Given request: Which lines of the listing below contain the string "pending"? Return each of them in full, treating uppercase and lowercase as different.

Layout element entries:
[start]

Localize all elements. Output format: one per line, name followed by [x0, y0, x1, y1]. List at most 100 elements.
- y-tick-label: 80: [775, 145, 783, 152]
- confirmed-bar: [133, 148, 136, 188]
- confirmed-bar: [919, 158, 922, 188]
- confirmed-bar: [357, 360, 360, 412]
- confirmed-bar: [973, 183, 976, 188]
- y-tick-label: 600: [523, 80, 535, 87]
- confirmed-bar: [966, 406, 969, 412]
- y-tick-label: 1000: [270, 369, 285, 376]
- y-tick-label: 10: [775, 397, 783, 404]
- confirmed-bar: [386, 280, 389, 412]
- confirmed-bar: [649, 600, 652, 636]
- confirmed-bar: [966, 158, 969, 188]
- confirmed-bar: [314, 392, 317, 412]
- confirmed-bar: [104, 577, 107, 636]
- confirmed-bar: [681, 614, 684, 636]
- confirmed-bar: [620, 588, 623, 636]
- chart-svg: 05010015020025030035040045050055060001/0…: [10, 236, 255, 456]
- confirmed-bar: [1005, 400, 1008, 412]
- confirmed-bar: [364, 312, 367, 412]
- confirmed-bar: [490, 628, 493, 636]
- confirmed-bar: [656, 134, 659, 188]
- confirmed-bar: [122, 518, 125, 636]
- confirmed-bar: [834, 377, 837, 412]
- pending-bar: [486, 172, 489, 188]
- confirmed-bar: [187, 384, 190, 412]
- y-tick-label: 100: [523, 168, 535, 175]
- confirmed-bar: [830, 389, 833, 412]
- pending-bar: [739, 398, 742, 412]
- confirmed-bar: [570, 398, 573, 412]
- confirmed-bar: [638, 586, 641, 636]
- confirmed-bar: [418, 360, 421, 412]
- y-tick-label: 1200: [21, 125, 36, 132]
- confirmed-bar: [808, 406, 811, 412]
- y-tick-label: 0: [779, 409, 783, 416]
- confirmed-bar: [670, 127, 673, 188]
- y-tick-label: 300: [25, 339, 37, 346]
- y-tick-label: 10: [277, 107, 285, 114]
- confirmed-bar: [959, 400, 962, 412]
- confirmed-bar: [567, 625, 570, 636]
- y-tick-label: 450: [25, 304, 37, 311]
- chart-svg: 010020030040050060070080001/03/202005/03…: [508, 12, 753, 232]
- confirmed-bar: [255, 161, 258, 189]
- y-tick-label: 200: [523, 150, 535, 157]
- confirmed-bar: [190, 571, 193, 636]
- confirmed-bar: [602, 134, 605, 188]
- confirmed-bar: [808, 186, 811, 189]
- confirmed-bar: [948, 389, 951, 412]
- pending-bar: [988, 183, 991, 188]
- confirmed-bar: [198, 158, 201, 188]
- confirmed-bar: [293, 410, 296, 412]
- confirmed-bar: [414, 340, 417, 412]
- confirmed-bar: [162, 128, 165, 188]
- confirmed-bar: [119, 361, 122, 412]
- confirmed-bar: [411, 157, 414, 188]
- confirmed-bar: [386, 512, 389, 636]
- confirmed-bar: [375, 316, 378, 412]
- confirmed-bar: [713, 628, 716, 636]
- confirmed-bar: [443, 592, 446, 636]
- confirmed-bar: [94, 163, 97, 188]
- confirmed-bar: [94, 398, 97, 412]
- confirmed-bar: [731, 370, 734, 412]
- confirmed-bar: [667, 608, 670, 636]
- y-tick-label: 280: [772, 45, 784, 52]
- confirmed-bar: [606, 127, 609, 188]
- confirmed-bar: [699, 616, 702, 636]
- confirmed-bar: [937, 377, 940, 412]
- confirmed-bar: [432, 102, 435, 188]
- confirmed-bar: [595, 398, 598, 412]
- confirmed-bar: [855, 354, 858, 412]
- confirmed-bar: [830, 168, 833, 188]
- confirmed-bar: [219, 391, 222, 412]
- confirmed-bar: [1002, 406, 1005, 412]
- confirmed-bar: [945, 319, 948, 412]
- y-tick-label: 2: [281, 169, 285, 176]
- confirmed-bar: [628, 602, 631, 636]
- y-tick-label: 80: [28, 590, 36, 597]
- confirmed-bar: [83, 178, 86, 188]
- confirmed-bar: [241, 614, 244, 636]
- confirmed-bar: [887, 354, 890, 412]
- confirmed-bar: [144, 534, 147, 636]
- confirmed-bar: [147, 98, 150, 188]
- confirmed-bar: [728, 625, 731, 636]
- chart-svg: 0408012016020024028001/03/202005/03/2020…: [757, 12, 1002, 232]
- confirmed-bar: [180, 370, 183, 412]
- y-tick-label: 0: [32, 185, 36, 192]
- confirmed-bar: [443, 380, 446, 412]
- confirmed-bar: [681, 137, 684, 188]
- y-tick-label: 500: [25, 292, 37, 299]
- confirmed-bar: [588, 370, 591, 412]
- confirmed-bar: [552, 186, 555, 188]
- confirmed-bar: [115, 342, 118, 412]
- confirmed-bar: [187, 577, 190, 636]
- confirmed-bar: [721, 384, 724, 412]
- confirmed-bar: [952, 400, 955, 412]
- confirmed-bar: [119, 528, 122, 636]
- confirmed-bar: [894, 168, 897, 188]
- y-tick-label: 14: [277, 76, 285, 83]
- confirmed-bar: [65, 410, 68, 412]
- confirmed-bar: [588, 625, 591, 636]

[end]

Result of the task:
- pending-bar: [486, 172, 489, 188]
- pending-bar: [739, 398, 742, 412]
- pending-bar: [988, 183, 991, 188]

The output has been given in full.